-- AIM --
Reproduce each line exactly. Skip none.

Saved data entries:

########

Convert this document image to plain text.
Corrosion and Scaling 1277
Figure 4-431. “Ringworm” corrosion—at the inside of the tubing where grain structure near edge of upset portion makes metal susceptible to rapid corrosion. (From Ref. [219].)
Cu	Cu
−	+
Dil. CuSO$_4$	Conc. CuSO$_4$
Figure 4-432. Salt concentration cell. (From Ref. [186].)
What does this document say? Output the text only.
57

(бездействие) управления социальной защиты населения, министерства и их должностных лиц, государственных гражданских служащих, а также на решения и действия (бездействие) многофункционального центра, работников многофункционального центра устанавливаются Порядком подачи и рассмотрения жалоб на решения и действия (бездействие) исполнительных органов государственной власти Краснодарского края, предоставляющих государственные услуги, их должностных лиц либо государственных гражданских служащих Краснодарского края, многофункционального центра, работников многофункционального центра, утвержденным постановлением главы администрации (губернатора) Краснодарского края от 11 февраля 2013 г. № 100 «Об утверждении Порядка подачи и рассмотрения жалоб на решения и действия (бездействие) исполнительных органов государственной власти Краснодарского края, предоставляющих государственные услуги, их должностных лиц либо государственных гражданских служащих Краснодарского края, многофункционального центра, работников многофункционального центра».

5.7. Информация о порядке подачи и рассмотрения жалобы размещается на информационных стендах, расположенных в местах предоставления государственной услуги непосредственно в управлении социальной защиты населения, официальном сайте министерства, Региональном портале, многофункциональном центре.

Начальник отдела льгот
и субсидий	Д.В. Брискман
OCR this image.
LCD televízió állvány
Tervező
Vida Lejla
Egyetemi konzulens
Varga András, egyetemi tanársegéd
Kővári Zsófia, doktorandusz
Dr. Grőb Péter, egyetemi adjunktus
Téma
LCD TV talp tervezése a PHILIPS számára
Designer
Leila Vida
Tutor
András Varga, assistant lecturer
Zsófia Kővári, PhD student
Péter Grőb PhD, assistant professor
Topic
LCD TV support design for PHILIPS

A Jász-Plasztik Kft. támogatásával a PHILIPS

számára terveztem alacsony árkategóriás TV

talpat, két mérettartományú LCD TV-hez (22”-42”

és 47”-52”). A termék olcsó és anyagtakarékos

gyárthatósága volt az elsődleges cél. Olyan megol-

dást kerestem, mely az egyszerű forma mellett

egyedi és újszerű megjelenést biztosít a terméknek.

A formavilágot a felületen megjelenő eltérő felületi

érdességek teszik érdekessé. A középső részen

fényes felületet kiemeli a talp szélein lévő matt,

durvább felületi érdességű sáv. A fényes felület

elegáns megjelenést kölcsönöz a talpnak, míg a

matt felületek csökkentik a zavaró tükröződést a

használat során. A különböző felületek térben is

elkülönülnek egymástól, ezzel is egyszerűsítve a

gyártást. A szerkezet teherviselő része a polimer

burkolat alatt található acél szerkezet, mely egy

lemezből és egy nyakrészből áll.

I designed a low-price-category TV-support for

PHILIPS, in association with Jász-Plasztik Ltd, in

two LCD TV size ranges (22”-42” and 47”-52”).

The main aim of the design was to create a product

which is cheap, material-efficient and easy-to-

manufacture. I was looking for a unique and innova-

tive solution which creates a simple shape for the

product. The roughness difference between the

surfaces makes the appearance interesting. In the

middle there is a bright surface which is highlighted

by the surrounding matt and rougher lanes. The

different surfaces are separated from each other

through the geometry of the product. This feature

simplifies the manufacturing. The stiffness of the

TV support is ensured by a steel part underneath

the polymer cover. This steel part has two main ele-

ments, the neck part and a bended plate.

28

########

-- WRITTEN REPLY --
Convert this document image to plain text.
Corrosion and Scaling 1277
Figure 4-431. “Ringworm” corrosion—at the inside of the tubing where grain structure near edge of upset portion makes metal susceptible to rapid corrosion. (From Ref. [219].)
Cu	Cu
−	+
Dil. CuSO$_4$	Conc. CuSO$_4$
Figure 4-432. Salt concentration cell. (From Ref. [186].)
What does this document say? Output the text only.
57

(бездействие) управления социальной защиты населения, министерства и их должностных лиц, государственных гражданских служащих, а также на решения и действия (бездействие) многофункционального центра, работников многофункционального центра устанавливаются Порядком подачи и рассмотрения жалоб на решения и действия (бездействие) исполнительных органов государственной власти Краснодарского края, предоставляющих государственные услуги, их должностных лиц либо государственных гражданских служащих Краснодарского края, многофункционального центра, работников многофункционального центра, утвержденным постановлением главы администрации (губернатора) Краснодарского края от 11 февраля 2013 г. № 100 «Об утверждении Порядка подачи и рассмотрения жалоб на решения и действия (бездействие) исполнительных органов государственной власти Краснодарского края, предоставляющих государственные услуги, их должностных лиц либо государственных гражданских служащих Краснодарского края, многофункционального центра, работников многофункционального центра».

5.7. Информация о порядке подачи и рассмотрения жалобы размещается на информационных стендах, расположенных в местах предоставления государственной услуги непосредственно в управлении социальной защиты населения, официальном сайте министерства, Региональном портале, многофункциональном центре.

Начальник отдела льгот
и субсидий	Д.В. Брискман
OCR this image.
LCD televízió állvány
Tervező
Vida Lejla
Egyetemi konzulens
Varga András, egyetemi tanársegéd
Kővári Zsófia, doktorandusz
Dr. Grőb Péter, egyetemi adjunktus
Téma
LCD TV talp tervezése a PHILIPS számára
Designer
Leila Vida
Tutor
András Varga, assistant lecturer
Zsófia Kővári, PhD student
Péter Grőb PhD, assistant professor
Topic
LCD TV support design for PHILIPS

A Jász-Plasztik Kft. támogatásával a PHILIPS

számára terveztem alacsony árkategóriás TV

talpat, két mérettartományú LCD TV-hez (22”-42”

és 47”-52”). A termék olcsó és anyagtakarékos

gyárthatósága volt az elsődleges cél. Olyan megol-

dást kerestem, mely az egyszerű forma mellett

egyedi és újszerű megjelenést biztosít a terméknek.

A formavilágot a felületen megjelenő eltérő felületi

érdességek teszik érdekessé. A középső részen

fényes felületet kiemeli a talp szélein lévő matt,

durvább felületi érdességű sáv. A fényes felület

elegáns megjelenést kölcsönöz a talpnak, míg a

matt felületek csökkentik a zavaró tükröződést a

használat során. A különböző felületek térben is

elkülönülnek egymástól, ezzel is egyszerűsítve a

gyártást. A szerkezet teherviselő része a polimer

burkolat alatt található acél szerkezet, mely egy

lemezből és egy nyakrészből áll.

I designed a low-price-category TV-support for

PHILIPS, in association with Jász-Plasztik Ltd, in

two LCD TV size ranges (22”-42” and 47”-52”).

The main aim of the design was to create a product

which is cheap, material-efficient and easy-to-

manufacture. I was looking for a unique and innova-

tive solution which creates a simple shape for the

product. The roughness difference between the

surfaces makes the appearance interesting. In the

middle there is a bright surface which is highlighted

by the surrounding matt and rougher lanes. The

different surfaces are separated from each other

through the geometry of the product. This feature

simplifies the manufacturing. The stiffness of the

TV support is ensured by a steel part underneath

the polymer cover. This steel part has two main ele-

ments, the neck part and a bended plate.

28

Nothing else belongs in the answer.